## Start Data rows

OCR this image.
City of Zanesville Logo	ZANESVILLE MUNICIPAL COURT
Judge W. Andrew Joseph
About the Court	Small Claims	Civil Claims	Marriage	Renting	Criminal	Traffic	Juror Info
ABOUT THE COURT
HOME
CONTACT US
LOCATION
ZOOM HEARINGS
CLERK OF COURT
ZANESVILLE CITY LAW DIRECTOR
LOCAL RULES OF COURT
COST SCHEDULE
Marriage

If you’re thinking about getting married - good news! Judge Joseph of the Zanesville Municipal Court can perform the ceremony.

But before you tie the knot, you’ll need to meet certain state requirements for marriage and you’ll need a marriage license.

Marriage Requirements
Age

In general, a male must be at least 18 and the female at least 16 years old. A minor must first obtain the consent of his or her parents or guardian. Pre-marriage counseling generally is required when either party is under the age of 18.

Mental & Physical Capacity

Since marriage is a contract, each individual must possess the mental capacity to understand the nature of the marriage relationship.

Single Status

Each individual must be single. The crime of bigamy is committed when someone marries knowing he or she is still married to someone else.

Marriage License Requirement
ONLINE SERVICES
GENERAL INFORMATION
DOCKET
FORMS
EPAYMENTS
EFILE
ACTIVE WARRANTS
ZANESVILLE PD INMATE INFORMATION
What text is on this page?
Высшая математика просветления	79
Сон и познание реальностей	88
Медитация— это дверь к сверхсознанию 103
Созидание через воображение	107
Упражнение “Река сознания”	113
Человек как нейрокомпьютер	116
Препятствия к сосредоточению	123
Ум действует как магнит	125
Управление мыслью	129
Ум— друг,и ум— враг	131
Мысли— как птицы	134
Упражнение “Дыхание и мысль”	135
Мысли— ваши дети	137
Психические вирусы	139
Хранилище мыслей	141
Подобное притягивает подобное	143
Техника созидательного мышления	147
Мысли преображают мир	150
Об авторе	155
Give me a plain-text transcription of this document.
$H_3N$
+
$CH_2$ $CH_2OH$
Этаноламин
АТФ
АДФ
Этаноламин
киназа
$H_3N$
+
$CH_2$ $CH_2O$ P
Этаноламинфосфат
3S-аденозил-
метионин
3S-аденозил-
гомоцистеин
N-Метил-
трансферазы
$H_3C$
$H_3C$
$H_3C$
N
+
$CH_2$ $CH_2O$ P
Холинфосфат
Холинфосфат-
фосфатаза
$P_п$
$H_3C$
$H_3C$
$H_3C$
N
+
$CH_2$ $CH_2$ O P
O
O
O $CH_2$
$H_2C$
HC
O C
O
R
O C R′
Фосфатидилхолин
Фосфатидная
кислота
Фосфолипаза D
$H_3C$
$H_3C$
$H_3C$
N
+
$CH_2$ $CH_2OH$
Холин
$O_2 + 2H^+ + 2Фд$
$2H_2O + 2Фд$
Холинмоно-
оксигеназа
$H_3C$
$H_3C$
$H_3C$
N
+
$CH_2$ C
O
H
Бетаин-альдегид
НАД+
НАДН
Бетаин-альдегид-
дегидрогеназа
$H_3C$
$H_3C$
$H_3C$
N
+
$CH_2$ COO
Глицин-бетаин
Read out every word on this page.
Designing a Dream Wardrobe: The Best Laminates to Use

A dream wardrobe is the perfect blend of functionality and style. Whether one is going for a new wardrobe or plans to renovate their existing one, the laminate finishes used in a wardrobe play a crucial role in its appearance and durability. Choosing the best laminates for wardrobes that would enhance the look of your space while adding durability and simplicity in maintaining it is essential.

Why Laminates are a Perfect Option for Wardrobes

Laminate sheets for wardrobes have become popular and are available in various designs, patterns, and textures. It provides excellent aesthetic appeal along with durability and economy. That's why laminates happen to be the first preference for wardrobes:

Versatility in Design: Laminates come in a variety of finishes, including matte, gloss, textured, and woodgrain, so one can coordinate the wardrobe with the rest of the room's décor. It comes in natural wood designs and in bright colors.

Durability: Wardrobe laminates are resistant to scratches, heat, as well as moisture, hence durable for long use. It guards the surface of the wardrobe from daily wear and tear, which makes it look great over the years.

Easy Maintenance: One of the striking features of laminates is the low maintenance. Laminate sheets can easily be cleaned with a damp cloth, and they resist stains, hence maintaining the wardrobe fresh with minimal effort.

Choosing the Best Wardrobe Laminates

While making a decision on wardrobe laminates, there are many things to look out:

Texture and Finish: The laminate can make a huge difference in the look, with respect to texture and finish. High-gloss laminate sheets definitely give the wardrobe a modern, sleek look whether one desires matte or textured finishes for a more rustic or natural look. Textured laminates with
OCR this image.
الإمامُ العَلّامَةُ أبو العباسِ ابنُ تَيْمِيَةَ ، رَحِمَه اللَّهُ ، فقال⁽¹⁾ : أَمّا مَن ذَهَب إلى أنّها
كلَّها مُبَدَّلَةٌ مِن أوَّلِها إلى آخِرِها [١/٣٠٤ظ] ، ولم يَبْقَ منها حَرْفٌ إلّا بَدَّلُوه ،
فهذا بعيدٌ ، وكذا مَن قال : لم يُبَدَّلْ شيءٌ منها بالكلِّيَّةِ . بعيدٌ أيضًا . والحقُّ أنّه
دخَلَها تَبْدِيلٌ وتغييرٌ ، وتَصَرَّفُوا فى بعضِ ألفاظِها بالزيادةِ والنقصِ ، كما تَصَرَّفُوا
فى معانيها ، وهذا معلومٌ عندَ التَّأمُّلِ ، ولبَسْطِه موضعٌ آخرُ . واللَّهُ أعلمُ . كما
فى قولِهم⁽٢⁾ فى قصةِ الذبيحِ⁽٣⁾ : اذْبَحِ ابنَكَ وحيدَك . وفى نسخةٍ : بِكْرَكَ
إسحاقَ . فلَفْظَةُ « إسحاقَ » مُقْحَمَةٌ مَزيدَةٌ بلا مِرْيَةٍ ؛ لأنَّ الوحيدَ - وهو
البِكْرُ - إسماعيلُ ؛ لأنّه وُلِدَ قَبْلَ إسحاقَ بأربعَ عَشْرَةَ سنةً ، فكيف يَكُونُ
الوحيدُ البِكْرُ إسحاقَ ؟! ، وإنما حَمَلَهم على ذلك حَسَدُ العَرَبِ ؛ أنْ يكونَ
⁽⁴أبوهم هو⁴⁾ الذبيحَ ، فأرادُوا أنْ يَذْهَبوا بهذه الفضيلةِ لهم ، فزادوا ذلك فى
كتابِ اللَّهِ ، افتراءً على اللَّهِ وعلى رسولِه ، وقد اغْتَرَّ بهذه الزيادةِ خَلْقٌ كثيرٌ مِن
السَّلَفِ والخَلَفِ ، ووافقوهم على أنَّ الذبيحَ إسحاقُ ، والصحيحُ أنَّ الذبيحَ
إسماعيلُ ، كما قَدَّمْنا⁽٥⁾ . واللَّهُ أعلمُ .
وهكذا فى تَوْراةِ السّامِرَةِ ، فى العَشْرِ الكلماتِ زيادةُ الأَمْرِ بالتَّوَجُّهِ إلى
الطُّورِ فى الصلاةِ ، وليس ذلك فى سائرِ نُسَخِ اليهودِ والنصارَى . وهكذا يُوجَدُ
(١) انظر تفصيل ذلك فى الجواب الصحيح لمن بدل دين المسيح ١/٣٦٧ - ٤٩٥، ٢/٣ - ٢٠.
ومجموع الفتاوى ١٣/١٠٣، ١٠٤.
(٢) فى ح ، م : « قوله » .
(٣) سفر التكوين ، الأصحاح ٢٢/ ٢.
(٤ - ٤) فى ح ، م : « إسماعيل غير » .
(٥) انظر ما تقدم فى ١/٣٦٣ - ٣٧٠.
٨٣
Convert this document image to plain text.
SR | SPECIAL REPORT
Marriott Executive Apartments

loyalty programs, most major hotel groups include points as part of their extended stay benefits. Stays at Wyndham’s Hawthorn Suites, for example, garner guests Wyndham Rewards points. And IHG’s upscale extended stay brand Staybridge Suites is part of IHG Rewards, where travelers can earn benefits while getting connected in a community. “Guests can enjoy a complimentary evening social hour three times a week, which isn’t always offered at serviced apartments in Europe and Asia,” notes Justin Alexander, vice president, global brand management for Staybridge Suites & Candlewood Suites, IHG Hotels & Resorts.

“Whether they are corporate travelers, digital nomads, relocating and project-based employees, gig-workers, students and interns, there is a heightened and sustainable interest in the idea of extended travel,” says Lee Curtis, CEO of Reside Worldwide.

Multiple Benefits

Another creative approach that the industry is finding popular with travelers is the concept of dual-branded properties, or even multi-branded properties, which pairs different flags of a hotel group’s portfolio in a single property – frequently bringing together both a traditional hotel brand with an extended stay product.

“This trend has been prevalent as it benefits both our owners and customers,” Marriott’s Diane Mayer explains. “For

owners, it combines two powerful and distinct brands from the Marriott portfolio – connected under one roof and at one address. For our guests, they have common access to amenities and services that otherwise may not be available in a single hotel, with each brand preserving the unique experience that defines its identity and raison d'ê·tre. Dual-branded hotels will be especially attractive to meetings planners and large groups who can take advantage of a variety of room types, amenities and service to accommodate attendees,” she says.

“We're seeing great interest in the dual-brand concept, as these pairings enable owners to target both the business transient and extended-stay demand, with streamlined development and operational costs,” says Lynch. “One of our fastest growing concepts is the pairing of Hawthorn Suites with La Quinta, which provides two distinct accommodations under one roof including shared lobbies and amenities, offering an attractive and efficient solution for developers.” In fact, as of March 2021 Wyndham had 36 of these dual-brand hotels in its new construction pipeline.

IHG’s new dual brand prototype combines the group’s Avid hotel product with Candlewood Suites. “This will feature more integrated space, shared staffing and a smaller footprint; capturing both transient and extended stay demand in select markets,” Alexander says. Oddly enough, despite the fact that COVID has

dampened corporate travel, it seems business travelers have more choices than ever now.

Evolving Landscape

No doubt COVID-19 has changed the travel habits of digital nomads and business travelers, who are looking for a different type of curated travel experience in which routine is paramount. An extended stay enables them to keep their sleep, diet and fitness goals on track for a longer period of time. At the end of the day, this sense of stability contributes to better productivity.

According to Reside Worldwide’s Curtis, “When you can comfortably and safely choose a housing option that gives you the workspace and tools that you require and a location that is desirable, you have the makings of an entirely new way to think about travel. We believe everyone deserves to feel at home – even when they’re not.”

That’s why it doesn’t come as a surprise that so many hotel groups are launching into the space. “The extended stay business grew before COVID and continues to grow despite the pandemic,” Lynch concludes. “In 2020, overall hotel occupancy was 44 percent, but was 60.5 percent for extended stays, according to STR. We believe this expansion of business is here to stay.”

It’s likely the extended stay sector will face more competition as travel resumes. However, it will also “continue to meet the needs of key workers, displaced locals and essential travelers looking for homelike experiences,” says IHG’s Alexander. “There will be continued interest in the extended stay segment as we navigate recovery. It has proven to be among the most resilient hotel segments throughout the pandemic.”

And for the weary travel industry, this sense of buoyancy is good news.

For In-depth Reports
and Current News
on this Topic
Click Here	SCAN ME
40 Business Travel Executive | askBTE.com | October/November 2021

## End Data rows

Your goal:
In the entries above, find every line holding the word "page" and copy it out.

Problem solution:
What text is on this page?
Read out every word on this page.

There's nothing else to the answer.